↓↓↓

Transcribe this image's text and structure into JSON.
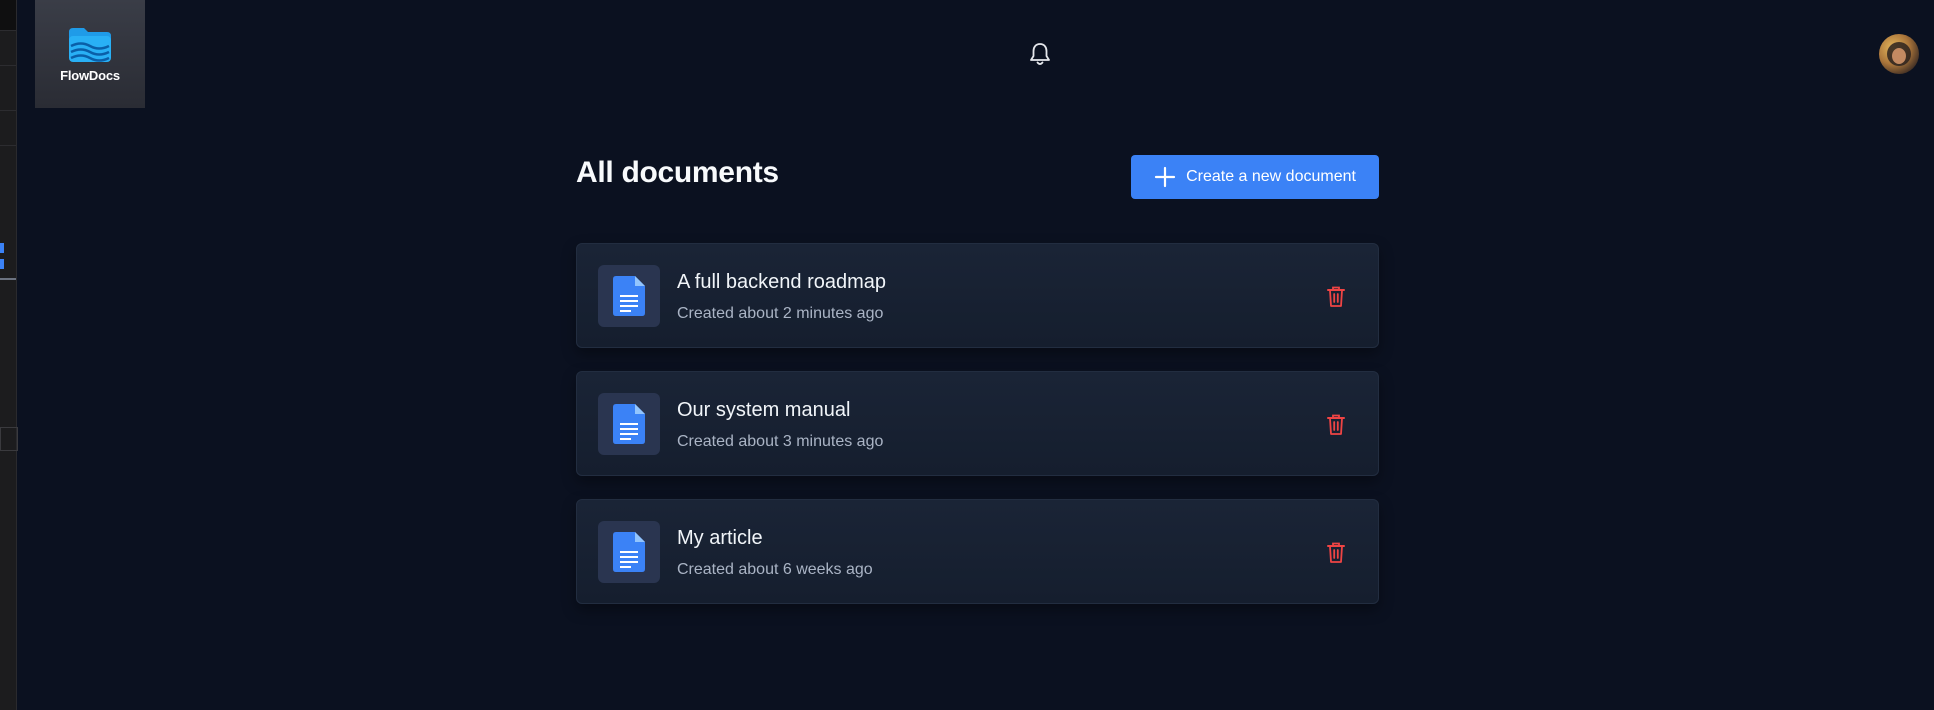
{
  "app": {
    "name": "FlowDocs"
  },
  "header": {
    "notifications_icon": "bell-icon",
    "avatar_icon": "user-avatar"
  },
  "main": {
    "title": "All documents",
    "create_button": {
      "label": "Create a new document",
      "icon": "plus-icon"
    },
    "documents": [
      {
        "title": "A full backend roadmap",
        "created": "Created about 2 minutes ago"
      },
      {
        "title": "Our system manual",
        "created": "Created about 3 minutes ago"
      },
      {
        "title": "My article",
        "created": "Created about 6 weeks ago"
      }
    ]
  },
  "colors": {
    "background": "#0b1120",
    "card": "#172033",
    "accent": "#3b82f6",
    "doc_icon": "#3b82f6",
    "delete": "#ef4444",
    "muted_text": "#aab4c5"
  }
}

↑↑↑

### WHAT THE TASK ASKS
Every entry must be transcribed exactly. Pictures do not belong in the copy.

### THE ANSWER
Transcribe this image's text and structure into JSON.
{
  "app": {
    "name": "FlowDocs"
  },
  "header": {
    "notifications_icon": "bell-icon",
    "avatar_icon": "user-avatar"
  },
  "main": {
    "title": "All documents",
    "create_button": {
      "label": "Create a new document",
      "icon": "plus-icon"
    },
    "documents": [
      {
        "title": "A full backend roadmap",
        "created": "Created about 2 minutes ago"
      },
      {
        "title": "Our system manual",
        "created": "Created about 3 minutes ago"
      },
      {
        "title": "My article",
        "created": "Created about 6 weeks ago"
      }
    ]
  },
  "colors": {
    "background": "#0b1120",
    "card": "#172033",
    "accent": "#3b82f6",
    "doc_icon": "#3b82f6",
    "delete": "#ef4444",
    "muted_text": "#aab4c5"
  }
}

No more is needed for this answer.